-------- Provided records

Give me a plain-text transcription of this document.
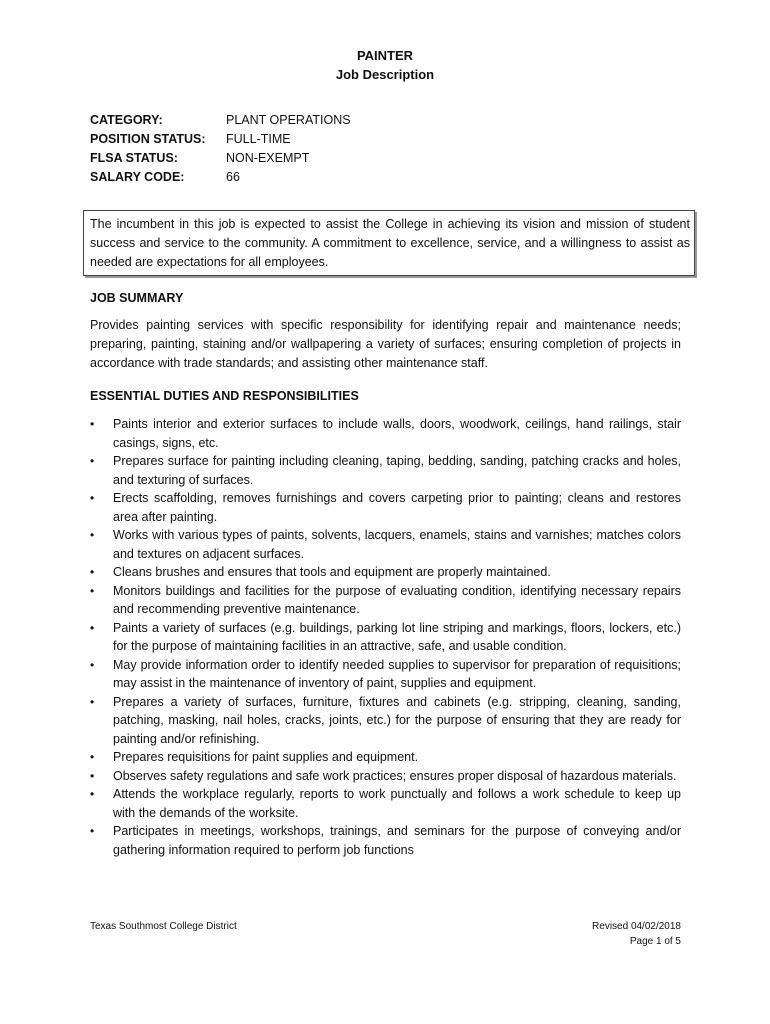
PAINTER
Job Description
CATEGORY:	PLANT OPERATIONS
POSITION STATUS:	FULL-TIME
FLSA STATUS:	NON-EXEMPT
SALARY CODE:	66
The incumbent in this job is expected to assist the College in achieving its vision and mission of student success and service to the community. A commitment to excellence, service, and a willingness to assist as needed are expectations for all employees.
JOB SUMMARY
Provides painting services with specific responsibility for identifying repair and maintenance needs; preparing, painting, staining and/or wallpapering a variety of surfaces; ensuring completion of projects in accordance with trade standards; and assisting other maintenance staff.
ESSENTIAL DUTIES AND RESPONSIBILITIES
• Paints interior and exterior surfaces to include walls, doors, woodwork, ceilings, hand railings, stair casings, signs, etc.
• Prepares surface for painting including cleaning, taping, bedding, sanding, patching cracks and holes, and texturing of surfaces.
• Erects scaffolding, removes furnishings and covers carpeting prior to painting; cleans and restores area after painting.
• Works with various types of paints, solvents, lacquers, enamels, stains and varnishes; matches colors and textures on adjacent surfaces.
• Cleans brushes and ensures that tools and equipment are properly maintained.
• Monitors buildings and facilities for the purpose of evaluating condition, identifying necessary repairs and recommending preventive maintenance.
• Paints a variety of surfaces (e.g. buildings, parking lot line striping and markings, floors, lockers, etc.) for the purpose of maintaining facilities in an attractive, safe, and usable condition.
• May provide information order to identify needed supplies to supervisor for preparation of requisitions; may assist in the maintenance of inventory of paint, supplies and equipment.
• Prepares a variety of surfaces, furniture, fixtures and cabinets (e.g. stripping, cleaning, sanding, patching, masking, nail holes, cracks, joints, etc.) for the purpose of ensuring that they are ready for painting and/or refinishing.
• Prepares requisitions for paint supplies and equipment.
• Observes safety regulations and safe work practices; ensures proper disposal of hazardous materials.
• Attends the workplace regularly, reports to work punctually and follows a work schedule to keep up with the demands of the worksite.
• Participates in meetings, workshops, trainings, and seminars for the purpose of conveying and/or gathering information required to perform job functions
Texas Southmost College District	Revised 04/02/2018
Page 1 of 5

----------------

Work to complete: How many lines of the entries above hold the string "needed"? Reply with the number alone.

Response: 2